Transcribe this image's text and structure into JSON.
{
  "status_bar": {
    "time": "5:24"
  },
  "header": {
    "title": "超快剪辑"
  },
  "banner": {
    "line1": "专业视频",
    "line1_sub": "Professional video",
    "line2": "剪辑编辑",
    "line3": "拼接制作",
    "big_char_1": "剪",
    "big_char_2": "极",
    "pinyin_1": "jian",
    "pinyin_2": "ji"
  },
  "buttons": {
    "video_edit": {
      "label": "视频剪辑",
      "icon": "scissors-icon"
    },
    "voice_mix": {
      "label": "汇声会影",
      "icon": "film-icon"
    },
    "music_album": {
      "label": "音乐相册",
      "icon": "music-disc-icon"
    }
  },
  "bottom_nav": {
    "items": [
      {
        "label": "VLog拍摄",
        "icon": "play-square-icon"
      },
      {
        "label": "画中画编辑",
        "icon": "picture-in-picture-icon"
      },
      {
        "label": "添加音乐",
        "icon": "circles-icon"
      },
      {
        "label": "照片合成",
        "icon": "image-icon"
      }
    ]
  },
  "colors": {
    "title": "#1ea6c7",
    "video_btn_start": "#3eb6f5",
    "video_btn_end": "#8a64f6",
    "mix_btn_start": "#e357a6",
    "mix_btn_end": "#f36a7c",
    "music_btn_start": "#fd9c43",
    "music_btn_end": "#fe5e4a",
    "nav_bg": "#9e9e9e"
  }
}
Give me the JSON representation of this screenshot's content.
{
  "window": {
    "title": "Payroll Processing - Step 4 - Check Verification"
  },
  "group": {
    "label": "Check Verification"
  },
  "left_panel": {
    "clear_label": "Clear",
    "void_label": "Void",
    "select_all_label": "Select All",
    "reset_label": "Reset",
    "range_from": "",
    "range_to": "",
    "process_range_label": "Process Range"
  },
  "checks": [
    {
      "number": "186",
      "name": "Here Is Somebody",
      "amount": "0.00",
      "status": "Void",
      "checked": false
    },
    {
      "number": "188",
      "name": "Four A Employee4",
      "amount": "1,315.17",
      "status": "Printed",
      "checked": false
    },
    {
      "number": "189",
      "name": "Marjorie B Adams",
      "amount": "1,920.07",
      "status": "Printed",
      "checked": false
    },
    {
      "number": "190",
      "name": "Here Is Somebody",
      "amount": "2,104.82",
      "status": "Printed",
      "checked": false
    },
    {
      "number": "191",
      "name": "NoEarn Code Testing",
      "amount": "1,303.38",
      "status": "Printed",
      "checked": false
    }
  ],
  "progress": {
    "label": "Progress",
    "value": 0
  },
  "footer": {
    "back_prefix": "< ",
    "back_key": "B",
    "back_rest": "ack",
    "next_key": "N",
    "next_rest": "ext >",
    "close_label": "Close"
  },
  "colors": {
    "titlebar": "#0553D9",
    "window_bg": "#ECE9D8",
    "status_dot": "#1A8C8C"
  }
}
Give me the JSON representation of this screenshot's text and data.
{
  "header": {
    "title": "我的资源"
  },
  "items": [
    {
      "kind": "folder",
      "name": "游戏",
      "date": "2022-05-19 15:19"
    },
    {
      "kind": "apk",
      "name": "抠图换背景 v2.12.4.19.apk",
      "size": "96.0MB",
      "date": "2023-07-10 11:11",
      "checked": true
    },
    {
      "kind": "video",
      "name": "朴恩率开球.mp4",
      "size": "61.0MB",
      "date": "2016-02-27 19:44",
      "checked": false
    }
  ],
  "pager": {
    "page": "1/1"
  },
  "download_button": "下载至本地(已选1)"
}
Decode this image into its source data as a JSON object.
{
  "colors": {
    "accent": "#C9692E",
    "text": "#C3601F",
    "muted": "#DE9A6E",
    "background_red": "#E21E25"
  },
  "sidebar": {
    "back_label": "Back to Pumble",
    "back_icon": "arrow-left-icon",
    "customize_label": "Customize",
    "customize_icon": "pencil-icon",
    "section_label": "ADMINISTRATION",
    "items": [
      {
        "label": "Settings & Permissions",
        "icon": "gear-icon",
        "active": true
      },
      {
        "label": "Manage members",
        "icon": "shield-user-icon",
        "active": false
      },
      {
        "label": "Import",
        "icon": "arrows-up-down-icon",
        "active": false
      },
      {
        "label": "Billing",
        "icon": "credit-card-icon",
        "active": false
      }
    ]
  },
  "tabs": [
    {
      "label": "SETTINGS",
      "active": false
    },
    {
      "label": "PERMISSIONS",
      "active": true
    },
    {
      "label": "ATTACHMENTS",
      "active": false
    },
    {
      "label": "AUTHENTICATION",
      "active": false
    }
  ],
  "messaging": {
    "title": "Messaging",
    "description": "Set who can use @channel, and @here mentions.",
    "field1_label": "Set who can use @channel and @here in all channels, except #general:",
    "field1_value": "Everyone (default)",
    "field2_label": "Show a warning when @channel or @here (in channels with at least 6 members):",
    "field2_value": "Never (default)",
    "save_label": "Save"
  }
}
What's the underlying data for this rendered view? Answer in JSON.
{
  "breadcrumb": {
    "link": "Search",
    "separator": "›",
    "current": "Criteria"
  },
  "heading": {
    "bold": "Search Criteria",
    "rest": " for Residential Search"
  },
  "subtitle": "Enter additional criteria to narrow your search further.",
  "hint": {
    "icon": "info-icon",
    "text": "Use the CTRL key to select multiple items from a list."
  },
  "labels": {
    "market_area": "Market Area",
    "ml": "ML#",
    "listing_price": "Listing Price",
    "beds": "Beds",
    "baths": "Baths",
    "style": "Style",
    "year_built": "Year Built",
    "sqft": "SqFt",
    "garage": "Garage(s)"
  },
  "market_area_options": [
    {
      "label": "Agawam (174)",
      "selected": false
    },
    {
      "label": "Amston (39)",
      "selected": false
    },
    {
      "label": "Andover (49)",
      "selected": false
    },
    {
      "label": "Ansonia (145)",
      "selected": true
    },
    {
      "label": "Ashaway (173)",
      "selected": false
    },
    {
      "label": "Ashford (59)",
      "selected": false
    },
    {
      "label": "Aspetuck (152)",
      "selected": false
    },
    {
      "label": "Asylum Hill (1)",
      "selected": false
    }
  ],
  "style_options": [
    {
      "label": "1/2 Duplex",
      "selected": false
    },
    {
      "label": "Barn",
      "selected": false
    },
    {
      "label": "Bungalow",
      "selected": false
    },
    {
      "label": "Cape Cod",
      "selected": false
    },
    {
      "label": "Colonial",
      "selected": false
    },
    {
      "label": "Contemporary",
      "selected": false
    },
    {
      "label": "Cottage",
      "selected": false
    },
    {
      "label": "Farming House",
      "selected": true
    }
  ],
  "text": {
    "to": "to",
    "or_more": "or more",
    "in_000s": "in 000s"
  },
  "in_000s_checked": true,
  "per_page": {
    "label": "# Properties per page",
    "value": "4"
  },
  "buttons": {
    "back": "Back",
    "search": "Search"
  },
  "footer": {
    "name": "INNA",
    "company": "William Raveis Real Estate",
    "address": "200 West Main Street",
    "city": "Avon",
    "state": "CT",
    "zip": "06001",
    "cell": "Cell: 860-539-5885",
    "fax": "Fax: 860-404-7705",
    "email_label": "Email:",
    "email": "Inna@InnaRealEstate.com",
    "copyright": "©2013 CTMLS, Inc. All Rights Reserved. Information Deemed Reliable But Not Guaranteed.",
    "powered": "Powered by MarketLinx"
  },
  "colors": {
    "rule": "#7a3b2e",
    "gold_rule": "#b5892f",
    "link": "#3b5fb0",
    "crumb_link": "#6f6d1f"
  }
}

▶ Your goal
The whole listing above needs to be written out again exactly.

▶ Written solution
Transcribe this image's text and structure into JSON.
{
  "status_bar": {
    "time": "5:24"
  },
  "header": {
    "title": "超快剪辑"
  },
  "banner": {
    "line1": "专业视频",
    "line1_sub": "Professional video",
    "line2": "剪辑编辑",
    "line3": "拼接制作",
    "big_char_1": "剪",
    "big_char_2": "极",
    "pinyin_1": "jian",
    "pinyin_2": "ji"
  },
  "buttons": {
    "video_edit": {
      "label": "视频剪辑",
      "icon": "scissors-icon"
    },
    "voice_mix": {
      "label": "汇声会影",
      "icon": "film-icon"
    },
    "music_album": {
      "label": "音乐相册",
      "icon": "music-disc-icon"
    }
  },
  "bottom_nav": {
    "items": [
      {
        "label": "VLog拍摄",
        "icon": "play-square-icon"
      },
      {
        "label": "画中画编辑",
        "icon": "picture-in-picture-icon"
      },
      {
        "label": "添加音乐",
        "icon": "circles-icon"
      },
      {
        "label": "照片合成",
        "icon": "image-icon"
      }
    ]
  },
  "colors": {
    "title": "#1ea6c7",
    "video_btn_start": "#3eb6f5",
    "video_btn_end": "#8a64f6",
    "mix_btn_start": "#e357a6",
    "mix_btn_end": "#f36a7c",
    "music_btn_start": "#fd9c43",
    "music_btn_end": "#fe5e4a",
    "nav_bg": "#9e9e9e"
  }
}
Give me the JSON representation of this screenshot's content.
{
  "window": {
    "title": "Payroll Processing - Step 4 - Check Verification"
  },
  "group": {
    "label": "Check Verification"
  },
  "left_panel": {
    "clear_label": "Clear",
    "void_label": "Void",
    "select_all_label": "Select All",
    "reset_label": "Reset",
    "range_from": "",
    "range_to": "",
    "process_range_label": "Process Range"
  },
  "checks": [
    {
      "number": "186",
      "name": "Here Is Somebody",
      "amount": "0.00",
      "status": "Void",
      "checked": false
    },
    {
      "number": "188",
      "name": "Four A Employee4",
      "amount": "1,315.17",
      "status": "Printed",
      "checked": false
    },
    {
      "number": "189",
      "name": "Marjorie B Adams",
      "amount": "1,920.07",
      "status": "Printed",
      "checked": false
    },
    {
      "number": "190",
      "name": "Here Is Somebody",
      "amount": "2,104.82",
      "status": "Printed",
      "checked": false
    },
    {
      "number": "191",
      "name": "NoEarn Code Testing",
      "amount": "1,303.38",
      "status": "Printed",
      "checked": false
    }
  ],
  "progress": {
    "label": "Progress",
    "value": 0
  },
  "footer": {
    "back_prefix": "< ",
    "back_key": "B",
    "back_rest": "ack",
    "next_key": "N",
    "next_rest": "ext >",
    "close_label": "Close"
  },
  "colors": {
    "titlebar": "#0553D9",
    "window_bg": "#ECE9D8",
    "status_dot": "#1A8C8C"
  }
}
Give me the JSON representation of this screenshot's text and data.
{
  "header": {
    "title": "我的资源"
  },
  "items": [
    {
      "kind": "folder",
      "name": "游戏",
      "date": "2022-05-19 15:19"
    },
    {
      "kind": "apk",
      "name": "抠图换背景 v2.12.4.19.apk",
      "size": "96.0MB",
      "date": "2023-07-10 11:11",
      "checked": true
    },
    {
      "kind": "video",
      "name": "朴恩率开球.mp4",
      "size": "61.0MB",
      "date": "2016-02-27 19:44",
      "checked": false
    }
  ],
  "pager": {
    "page": "1/1"
  },
  "download_button": "下载至本地(已选1)"
}
Decode this image into its source data as a JSON object.
{
  "colors": {
    "accent": "#C9692E",
    "text": "#C3601F",
    "muted": "#DE9A6E",
    "background_red": "#E21E25"
  },
  "sidebar": {
    "back_label": "Back to Pumble",
    "back_icon": "arrow-left-icon",
    "customize_label": "Customize",
    "customize_icon": "pencil-icon",
    "section_label": "ADMINISTRATION",
    "items": [
      {
        "label": "Settings & Permissions",
        "icon": "gear-icon",
        "active": true
      },
      {
        "label": "Manage members",
        "icon": "shield-user-icon",
        "active": false
      },
      {
        "label": "Import",
        "icon": "arrows-up-down-icon",
        "active": false
      },
      {
        "label": "Billing",
        "icon": "credit-card-icon",
        "active": false
      }
    ]
  },
  "tabs": [
    {
      "label": "SETTINGS",
      "active": false
    },
    {
      "label": "PERMISSIONS",
      "active": true
    },
    {
      "label": "ATTACHMENTS",
      "active": false
    },
    {
      "label": "AUTHENTICATION",
      "active": false
    }
  ],
  "messaging": {
    "title": "Messaging",
    "description": "Set who can use @channel, and @here mentions.",
    "field1_label": "Set who can use @channel and @here in all channels, except #general:",
    "field1_value": "Everyone (default)",
    "field2_label": "Show a warning when @channel or @here (in channels with at least 6 members):",
    "field2_value": "Never (default)",
    "save_label": "Save"
  }
}
What's the underlying data for this rendered view? Answer in JSON.
{
  "breadcrumb": {
    "link": "Search",
    "separator": "›",
    "current": "Criteria"
  },
  "heading": {
    "bold": "Search Criteria",
    "rest": " for Residential Search"
  },
  "subtitle": "Enter additional criteria to narrow your search further.",
  "hint": {
    "icon": "info-icon",
    "text": "Use the CTRL key to select multiple items from a list."
  },
  "labels": {
    "market_area": "Market Area",
    "ml": "ML#",
    "listing_price": "Listing Price",
    "beds": "Beds",
    "baths": "Baths",
    "style": "Style",
    "year_built": "Year Built",
    "sqft": "SqFt",
    "garage": "Garage(s)"
  },
  "market_area_options": [
    {
      "label": "Agawam (174)",
      "selected": false
    },
    {
      "label": "Amston (39)",
      "selected": false
    },
    {
      "label": "Andover (49)",
      "selected": false
    },
    {
      "label": "Ansonia (145)",
      "selected": true
    },
    {
      "label": "Ashaway (173)",
      "selected": false
    },
    {
      "label": "Ashford (59)",
      "selected": false
    },
    {
      "label": "Aspetuck (152)",
      "selected": false
    },
    {
      "label": "Asylum Hill (1)",
      "selected": false
    }
  ],
  "style_options": [
    {
      "label": "1/2 Duplex",
      "selected": false
    },
    {
      "label": "Barn",
      "selected": false
    },
    {
      "label": "Bungalow",
      "selected": false
    },
    {
      "label": "Cape Cod",
      "selected": false
    },
    {
      "label": "Colonial",
      "selected": false
    },
    {
      "label": "Contemporary",
      "selected": false
    },
    {
      "label": "Cottage",
      "selected": false
    },
    {
      "label": "Farming House",
      "selected": true
    }
  ],
  "text": {
    "to": "to",
    "or_more": "or more",
    "in_000s": "in 000s"
  },
  "in_000s_checked": true,
  "per_page": {
    "label": "# Properties per page",
    "value": "4"
  },
  "buttons": {
    "back": "Back",
    "search": "Search"
  },
  "footer": {
    "name": "INNA",
    "company": "William Raveis Real Estate",
    "address": "200 West Main Street",
    "city": "Avon",
    "state": "CT",
    "zip": "06001",
    "cell": "Cell: 860-539-5885",
    "fax": "Fax: 860-404-7705",
    "email_label": "Email:",
    "email": "Inna@InnaRealEstate.com",
    "copyright": "©2013 CTMLS, Inc. All Rights Reserved. Information Deemed Reliable But Not Guaranteed.",
    "powered": "Powered by MarketLinx"
  },
  "colors": {
    "rule": "#7a3b2e",
    "gold_rule": "#b5892f",
    "link": "#3b5fb0",
    "crumb_link": "#6f6d1f"
  }
}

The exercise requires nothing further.